> [Work to do] Retype the records that come next, word for word.

--*--

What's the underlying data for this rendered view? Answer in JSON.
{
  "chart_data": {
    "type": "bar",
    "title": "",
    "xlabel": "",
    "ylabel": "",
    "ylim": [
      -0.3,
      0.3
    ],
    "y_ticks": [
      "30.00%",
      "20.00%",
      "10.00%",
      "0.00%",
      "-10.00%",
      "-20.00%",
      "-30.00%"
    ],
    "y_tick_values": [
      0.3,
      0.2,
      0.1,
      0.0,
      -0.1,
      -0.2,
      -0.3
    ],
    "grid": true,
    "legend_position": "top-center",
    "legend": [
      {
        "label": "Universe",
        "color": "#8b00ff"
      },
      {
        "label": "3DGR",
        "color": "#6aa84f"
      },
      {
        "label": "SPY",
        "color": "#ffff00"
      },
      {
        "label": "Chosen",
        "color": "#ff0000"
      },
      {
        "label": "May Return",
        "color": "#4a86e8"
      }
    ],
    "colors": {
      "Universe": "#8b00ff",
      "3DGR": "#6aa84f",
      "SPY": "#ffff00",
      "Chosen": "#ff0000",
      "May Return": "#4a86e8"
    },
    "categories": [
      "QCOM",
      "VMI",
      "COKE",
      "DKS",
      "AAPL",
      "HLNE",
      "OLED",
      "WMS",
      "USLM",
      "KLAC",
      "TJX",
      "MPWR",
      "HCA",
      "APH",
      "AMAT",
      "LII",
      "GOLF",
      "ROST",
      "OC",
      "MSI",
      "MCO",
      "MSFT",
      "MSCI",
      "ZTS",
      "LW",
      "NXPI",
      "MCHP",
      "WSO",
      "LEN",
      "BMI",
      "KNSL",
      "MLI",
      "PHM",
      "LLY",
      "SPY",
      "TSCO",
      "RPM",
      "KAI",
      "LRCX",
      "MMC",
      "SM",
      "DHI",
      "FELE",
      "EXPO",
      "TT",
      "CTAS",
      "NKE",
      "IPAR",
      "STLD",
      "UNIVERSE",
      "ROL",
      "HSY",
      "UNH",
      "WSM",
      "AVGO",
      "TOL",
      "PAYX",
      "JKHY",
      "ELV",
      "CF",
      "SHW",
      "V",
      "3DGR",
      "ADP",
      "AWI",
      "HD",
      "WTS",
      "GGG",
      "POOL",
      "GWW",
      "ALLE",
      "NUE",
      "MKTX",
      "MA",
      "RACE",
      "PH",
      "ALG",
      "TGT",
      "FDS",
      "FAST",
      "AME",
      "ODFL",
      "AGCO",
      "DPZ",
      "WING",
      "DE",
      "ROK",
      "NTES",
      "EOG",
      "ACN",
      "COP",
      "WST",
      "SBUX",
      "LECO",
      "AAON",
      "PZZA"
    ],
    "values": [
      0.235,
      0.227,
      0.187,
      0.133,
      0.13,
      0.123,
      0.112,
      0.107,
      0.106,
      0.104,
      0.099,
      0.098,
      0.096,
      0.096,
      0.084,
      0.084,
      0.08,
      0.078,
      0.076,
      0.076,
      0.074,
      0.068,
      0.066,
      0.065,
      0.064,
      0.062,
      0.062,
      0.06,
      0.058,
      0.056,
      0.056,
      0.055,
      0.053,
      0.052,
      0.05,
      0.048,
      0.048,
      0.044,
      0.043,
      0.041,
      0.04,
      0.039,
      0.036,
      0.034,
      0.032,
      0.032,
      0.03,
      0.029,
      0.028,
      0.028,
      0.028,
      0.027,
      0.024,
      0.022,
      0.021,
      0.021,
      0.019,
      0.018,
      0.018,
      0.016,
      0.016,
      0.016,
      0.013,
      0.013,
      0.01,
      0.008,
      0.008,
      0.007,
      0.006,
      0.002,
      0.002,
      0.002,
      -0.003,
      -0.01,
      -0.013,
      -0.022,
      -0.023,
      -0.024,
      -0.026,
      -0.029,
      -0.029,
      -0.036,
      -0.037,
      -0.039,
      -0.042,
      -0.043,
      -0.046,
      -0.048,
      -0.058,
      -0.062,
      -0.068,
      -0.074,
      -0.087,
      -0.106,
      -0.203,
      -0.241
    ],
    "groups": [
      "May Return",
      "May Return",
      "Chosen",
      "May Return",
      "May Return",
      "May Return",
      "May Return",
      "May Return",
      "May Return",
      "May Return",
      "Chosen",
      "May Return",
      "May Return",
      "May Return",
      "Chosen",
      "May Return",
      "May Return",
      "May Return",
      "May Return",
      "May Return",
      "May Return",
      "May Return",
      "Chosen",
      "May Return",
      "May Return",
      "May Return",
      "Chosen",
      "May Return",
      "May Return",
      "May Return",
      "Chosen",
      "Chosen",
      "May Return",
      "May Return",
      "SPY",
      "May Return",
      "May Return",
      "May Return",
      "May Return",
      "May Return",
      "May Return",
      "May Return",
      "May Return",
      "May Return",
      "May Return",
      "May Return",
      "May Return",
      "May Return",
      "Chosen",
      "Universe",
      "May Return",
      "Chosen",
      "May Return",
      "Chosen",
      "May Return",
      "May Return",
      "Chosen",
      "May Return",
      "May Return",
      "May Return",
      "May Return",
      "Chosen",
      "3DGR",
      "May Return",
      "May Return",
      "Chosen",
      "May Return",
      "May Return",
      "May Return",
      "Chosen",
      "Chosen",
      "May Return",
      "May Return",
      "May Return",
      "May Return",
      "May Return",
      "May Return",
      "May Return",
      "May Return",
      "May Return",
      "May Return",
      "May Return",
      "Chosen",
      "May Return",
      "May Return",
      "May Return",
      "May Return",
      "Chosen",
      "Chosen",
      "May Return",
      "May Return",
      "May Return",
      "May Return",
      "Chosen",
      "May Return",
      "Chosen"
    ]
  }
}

--*--

> [Solution for this problem]
What's the underlying data for this rendered view? Answer in JSON.
{
  "chart_data": {
    "type": "bar",
    "title": "",
    "xlabel": "",
    "ylabel": "",
    "ylim": [
      -0.3,
      0.3
    ],
    "y_ticks": [
      "30.00%",
      "20.00%",
      "10.00%",
      "0.00%",
      "-10.00%",
      "-20.00%",
      "-30.00%"
    ],
    "y_tick_values": [
      0.3,
      0.2,
      0.1,
      0.0,
      -0.1,
      -0.2,
      -0.3
    ],
    "grid": true,
    "legend_position": "top-center",
    "legend": [
      {
        "label": "Universe",
        "color": "#8b00ff"
      },
      {
        "label": "3DGR",
        "color": "#6aa84f"
      },
      {
        "label": "SPY",
        "color": "#ffff00"
      },
      {
        "label": "Chosen",
        "color": "#ff0000"
      },
      {
        "label": "May Return",
        "color": "#4a86e8"
      }
    ],
    "colors": {
      "Universe": "#8b00ff",
      "3DGR": "#6aa84f",
      "SPY": "#ffff00",
      "Chosen": "#ff0000",
      "May Return": "#4a86e8"
    },
    "categories": [
      "QCOM",
      "VMI",
      "COKE",
      "DKS",
      "AAPL",
      "HLNE",
      "OLED",
      "WMS",
      "USLM",
      "KLAC",
      "TJX",
      "MPWR",
      "HCA",
      "APH",
      "AMAT",
      "LII",
      "GOLF",
      "ROST",
      "OC",
      "MSI",
      "MCO",
      "MSFT",
      "MSCI",
      "ZTS",
      "LW",
      "NXPI",
      "MCHP",
      "WSO",
      "LEN",
      "BMI",
      "KNSL",
      "MLI",
      "PHM",
      "LLY",
      "SPY",
      "TSCO",
      "RPM",
      "KAI",
      "LRCX",
      "MMC",
      "SM",
      "DHI",
      "FELE",
      "EXPO",
      "TT",
      "CTAS",
      "NKE",
      "IPAR",
      "STLD",
      "UNIVERSE",
      "ROL",
      "HSY",
      "UNH",
      "WSM",
      "AVGO",
      "TOL",
      "PAYX",
      "JKHY",
      "ELV",
      "CF",
      "SHW",
      "V",
      "3DGR",
      "ADP",
      "AWI",
      "HD",
      "WTS",
      "GGG",
      "POOL",
      "GWW",
      "ALLE",
      "NUE",
      "MKTX",
      "MA",
      "RACE",
      "PH",
      "ALG",
      "TGT",
      "FDS",
      "FAST",
      "AME",
      "ODFL",
      "AGCO",
      "DPZ",
      "WING",
      "DE",
      "ROK",
      "NTES",
      "EOG",
      "ACN",
      "COP",
      "WST",
      "SBUX",
      "LECO",
      "AAON",
      "PZZA"
    ],
    "values": [
      0.235,
      0.227,
      0.187,
      0.133,
      0.13,
      0.123,
      0.112,
      0.107,
      0.106,
      0.104,
      0.099,
      0.098,
      0.096,
      0.096,
      0.084,
      0.084,
      0.08,
      0.078,
      0.076,
      0.076,
      0.074,
      0.068,
      0.066,
      0.065,
      0.064,
      0.062,
      0.062,
      0.06,
      0.058,
      0.056,
      0.056,
      0.055,
      0.053,
      0.052,
      0.05,
      0.048,
      0.048,
      0.044,
      0.043,
      0.041,
      0.04,
      0.039,
      0.036,
      0.034,
      0.032,
      0.032,
      0.03,
      0.029,
      0.028,
      0.028,
      0.028,
      0.027,
      0.024,
      0.022,
      0.021,
      0.021,
      0.019,
      0.018,
      0.018,
      0.016,
      0.016,
      0.016,
      0.013,
      0.013,
      0.01,
      0.008,
      0.008,
      0.007,
      0.006,
      0.002,
      0.002,
      0.002,
      -0.003,
      -0.01,
      -0.013,
      -0.022,
      -0.023,
      -0.024,
      -0.026,
      -0.029,
      -0.029,
      -0.036,
      -0.037,
      -0.039,
      -0.042,
      -0.043,
      -0.046,
      -0.048,
      -0.058,
      -0.062,
      -0.068,
      -0.074,
      -0.087,
      -0.106,
      -0.203,
      -0.241
    ],
    "groups": [
      "May Return",
      "May Return",
      "Chosen",
      "May Return",
      "May Return",
      "May Return",
      "May Return",
      "May Return",
      "May Return",
      "May Return",
      "Chosen",
      "May Return",
      "May Return",
      "May Return",
      "Chosen",
      "May Return",
      "May Return",
      "May Return",
      "May Return",
      "May Return",
      "May Return",
      "May Return",
      "Chosen",
      "May Return",
      "May Return",
      "May Return",
      "Chosen",
      "May Return",
      "May Return",
      "May Return",
      "Chosen",
      "Chosen",
      "May Return",
      "May Return",
      "SPY",
      "May Return",
      "May Return",
      "May Return",
      "May Return",
      "May Return",
      "May Return",
      "May Return",
      "May Return",
      "May Return",
      "May Return",
      "May Return",
      "May Return",
      "May Return",
      "Chosen",
      "Universe",
      "May Return",
      "Chosen",
      "May Return",
      "Chosen",
      "May Return",
      "May Return",
      "Chosen",
      "May Return",
      "May Return",
      "May Return",
      "May Return",
      "Chosen",
      "3DGR",
      "May Return",
      "May Return",
      "Chosen",
      "May Return",
      "May Return",
      "May Return",
      "Chosen",
      "Chosen",
      "May Return",
      "May Return",
      "May Return",
      "May Return",
      "May Return",
      "May Return",
      "May Return",
      "May Return",
      "May Return",
      "May Return",
      "May Return",
      "Chosen",
      "May Return",
      "May Return",
      "May Return",
      "May Return",
      "Chosen",
      "Chosen",
      "May Return",
      "May Return",
      "May Return",
      "May Return",
      "Chosen",
      "May Return",
      "Chosen"
    ]
  }
}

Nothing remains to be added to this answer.